▶ Task statement
Reproduce each line exactly.

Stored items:
══════════════════════════════
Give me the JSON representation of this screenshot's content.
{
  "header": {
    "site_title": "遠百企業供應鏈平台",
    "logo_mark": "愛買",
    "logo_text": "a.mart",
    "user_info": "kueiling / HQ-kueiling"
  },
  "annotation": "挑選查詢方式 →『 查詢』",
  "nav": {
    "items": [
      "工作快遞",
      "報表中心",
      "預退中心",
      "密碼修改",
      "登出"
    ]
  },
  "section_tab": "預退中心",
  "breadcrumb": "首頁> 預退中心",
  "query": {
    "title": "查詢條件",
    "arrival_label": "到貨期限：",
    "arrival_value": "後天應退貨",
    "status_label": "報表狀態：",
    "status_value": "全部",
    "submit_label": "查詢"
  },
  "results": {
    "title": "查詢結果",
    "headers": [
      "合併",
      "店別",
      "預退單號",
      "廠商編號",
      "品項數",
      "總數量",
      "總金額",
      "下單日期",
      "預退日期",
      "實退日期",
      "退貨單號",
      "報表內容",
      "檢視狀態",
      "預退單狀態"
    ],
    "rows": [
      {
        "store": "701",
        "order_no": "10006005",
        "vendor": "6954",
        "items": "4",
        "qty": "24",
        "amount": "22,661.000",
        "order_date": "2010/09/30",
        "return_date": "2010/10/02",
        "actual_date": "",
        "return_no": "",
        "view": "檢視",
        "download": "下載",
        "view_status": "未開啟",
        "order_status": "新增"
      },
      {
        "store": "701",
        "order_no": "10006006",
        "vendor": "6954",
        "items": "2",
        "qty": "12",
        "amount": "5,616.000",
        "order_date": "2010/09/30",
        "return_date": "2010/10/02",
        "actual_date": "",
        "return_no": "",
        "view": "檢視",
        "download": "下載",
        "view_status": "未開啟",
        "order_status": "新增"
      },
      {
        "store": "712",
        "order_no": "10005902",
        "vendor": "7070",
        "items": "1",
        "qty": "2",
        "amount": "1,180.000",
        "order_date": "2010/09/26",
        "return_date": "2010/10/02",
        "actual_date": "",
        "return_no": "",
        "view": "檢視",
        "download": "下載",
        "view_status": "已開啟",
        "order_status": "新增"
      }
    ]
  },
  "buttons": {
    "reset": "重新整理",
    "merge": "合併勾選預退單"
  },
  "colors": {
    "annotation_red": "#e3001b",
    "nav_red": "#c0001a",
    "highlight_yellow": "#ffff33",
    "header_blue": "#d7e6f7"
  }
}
══════════════════════════════
▶ Solution for this exercise
Give me the JSON representation of this screenshot's content.
{
  "header": {
    "site_title": "遠百企業供應鏈平台",
    "logo_mark": "愛買",
    "logo_text": "a.mart",
    "user_info": "kueiling / HQ-kueiling"
  },
  "annotation": "挑選查詢方式 →『 查詢』",
  "nav": {
    "items": [
      "工作快遞",
      "報表中心",
      "預退中心",
      "密碼修改",
      "登出"
    ]
  },
  "section_tab": "預退中心",
  "breadcrumb": "首頁> 預退中心",
  "query": {
    "title": "查詢條件",
    "arrival_label": "到貨期限：",
    "arrival_value": "後天應退貨",
    "status_label": "報表狀態：",
    "status_value": "全部",
    "submit_label": "查詢"
  },
  "results": {
    "title": "查詢結果",
    "headers": [
      "合併",
      "店別",
      "預退單號",
      "廠商編號",
      "品項數",
      "總數量",
      "總金額",
      "下單日期",
      "預退日期",
      "實退日期",
      "退貨單號",
      "報表內容",
      "檢視狀態",
      "預退單狀態"
    ],
    "rows": [
      {
        "store": "701",
        "order_no": "10006005",
        "vendor": "6954",
        "items": "4",
        "qty": "24",
        "amount": "22,661.000",
        "order_date": "2010/09/30",
        "return_date": "2010/10/02",
        "actual_date": "",
        "return_no": "",
        "view": "檢視",
        "download": "下載",
        "view_status": "未開啟",
        "order_status": "新增"
      },
      {
        "store": "701",
        "order_no": "10006006",
        "vendor": "6954",
        "items": "2",
        "qty": "12",
        "amount": "5,616.000",
        "order_date": "2010/09/30",
        "return_date": "2010/10/02",
        "actual_date": "",
        "return_no": "",
        "view": "檢視",
        "download": "下載",
        "view_status": "未開啟",
        "order_status": "新增"
      },
      {
        "store": "712",
        "order_no": "10005902",
        "vendor": "7070",
        "items": "1",
        "qty": "2",
        "amount": "1,180.000",
        "order_date": "2010/09/26",
        "return_date": "2010/10/02",
        "actual_date": "",
        "return_no": "",
        "view": "檢視",
        "download": "下載",
        "view_status": "已開啟",
        "order_status": "新增"
      }
    ]
  },
  "buttons": {
    "reset": "重新整理",
    "merge": "合併勾選預退單"
  },
  "colors": {
    "annotation_red": "#e3001b",
    "nav_red": "#c0001a",
    "highlight_yellow": "#ffff33",
    "header_blue": "#d7e6f7"
  }
}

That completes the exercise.